*OBJECTIVE*. Each record that follows should be repeated exactly, minus any images.

········

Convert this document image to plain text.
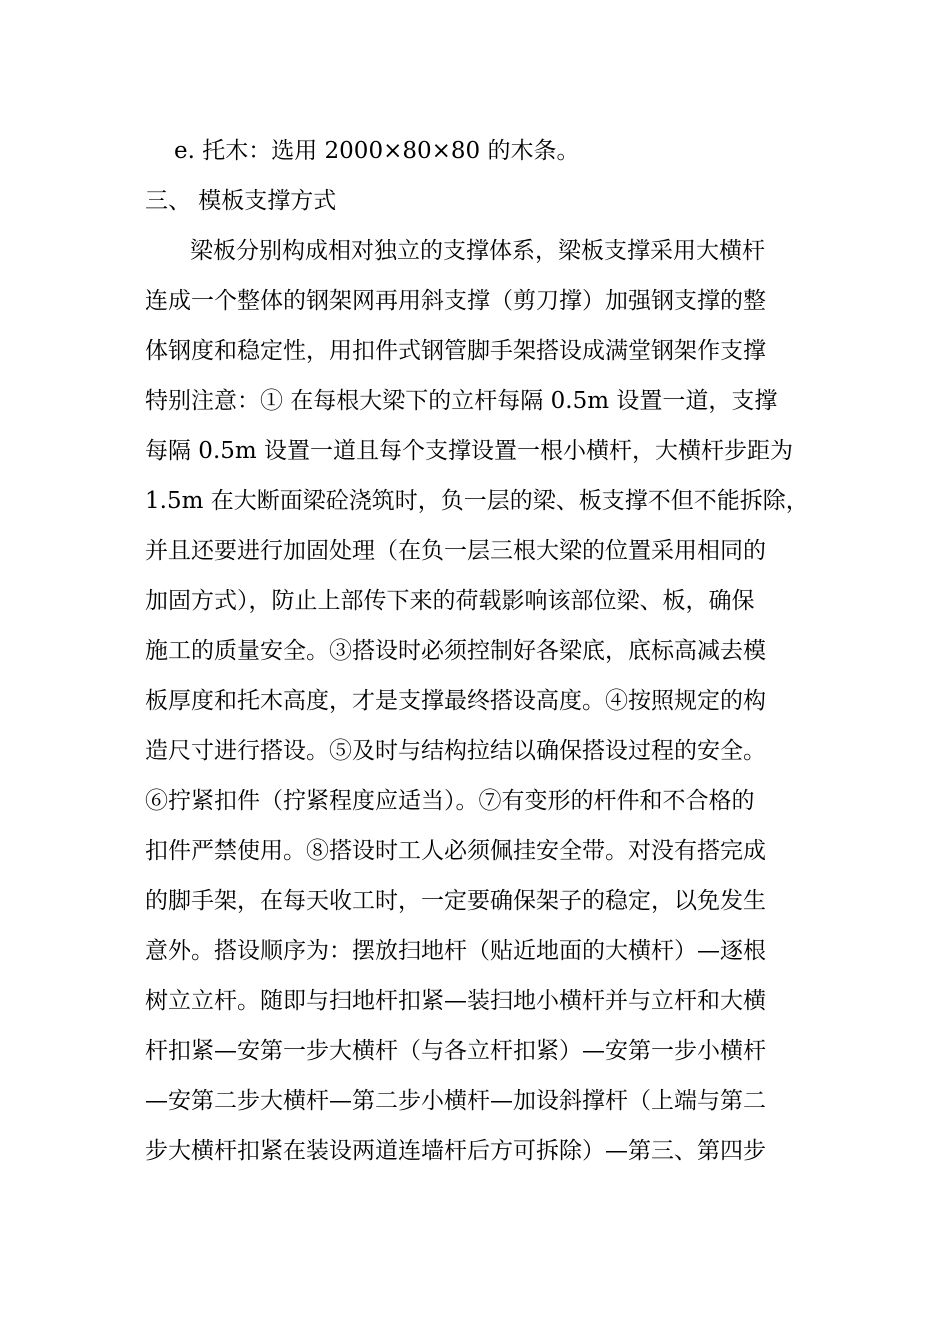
e. 托木：选用 2000×80×80 的木条。
三、 模板支撑方式
梁板分别构成相对独立的支撑体系，梁板支撑采用大横杆
连成一个整体的钢架网再用斜支撑（剪刀撑）加强钢支撑的整
体钢度和稳定性，用扣件式钢管脚手架搭设成满堂钢架作支撑
特别注意：① 在每根大梁下的立杆每隔 0.5m 设置一道，支撑
每隔 0.5m 设置一道且每个支撑设置一根小横杆，大横杆步距为
1.5m 在大断面梁砼浇筑时，负一层的梁、板支撑不但不能拆除，
并且还要进行加固处理（在负一层三根大梁的位置采用相同的
加固方式），防止上部传下来的荷载影响该部位梁、板，确保
施工的质量安全。③搭设时必须控制好各梁底，底标高减去模
板厚度和托木高度，才是支撑最终搭设高度。④按照规定的构
造尺寸进行搭设。⑤及时与结构拉结以确保搭设过程的安全。
⑥拧紧扣件（拧紧程度应适当）。⑦有变形的杆件和不合格的
扣件严禁使用。⑧搭设时工人必须佩挂安全带。对没有搭完成
的脚手架，在每天收工时，一定要确保架子的稳定，以免发生
意外。搭设顺序为：摆放扫地杆（贴近地面的大横杆）—逐根
树立立杆。随即与扫地杆扣紧—装扫地小横杆并与立杆和大横
杆扣紧—安第一步大横杆（与各立杆扣紧）—安第一步小横杆
—安第二步大横杆—第二步小横杆—加设斜撑杆（上端与第二
步大横杆扣紧在装设两道连墙杆后方可拆除）—第三、第四步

········

*EXPECTED ANSWER*.
Convert this document image to plain text.
e. 托木：选用 2000×80×80 的木条。
三、 模板支撑方式
梁板分别构成相对独立的支撑体系，梁板支撑采用大横杆
连成一个整体的钢架网再用斜支撑（剪刀撑）加强钢支撑的整
体钢度和稳定性，用扣件式钢管脚手架搭设成满堂钢架作支撑
特别注意：① 在每根大梁下的立杆每隔 0.5m 设置一道，支撑
每隔 0.5m 设置一道且每个支撑设置一根小横杆，大横杆步距为
1.5m 在大断面梁砼浇筑时，负一层的梁、板支撑不但不能拆除，
并且还要进行加固处理（在负一层三根大梁的位置采用相同的
加固方式），防止上部传下来的荷载影响该部位梁、板，确保
施工的质量安全。③搭设时必须控制好各梁底，底标高减去模
板厚度和托木高度，才是支撑最终搭设高度。④按照规定的构
造尺寸进行搭设。⑤及时与结构拉结以确保搭设过程的安全。
⑥拧紧扣件（拧紧程度应适当）。⑦有变形的杆件和不合格的
扣件严禁使用。⑧搭设时工人必须佩挂安全带。对没有搭完成
的脚手架，在每天收工时，一定要确保架子的稳定，以免发生
意外。搭设顺序为：摆放扫地杆（贴近地面的大横杆）—逐根
树立立杆。随即与扫地杆扣紧—装扫地小横杆并与立杆和大横
杆扣紧—安第一步大横杆（与各立杆扣紧）—安第一步小横杆
—安第二步大横杆—第二步小横杆—加设斜撑杆（上端与第二
步大横杆扣紧在装设两道连墙杆后方可拆除）—第三、第四步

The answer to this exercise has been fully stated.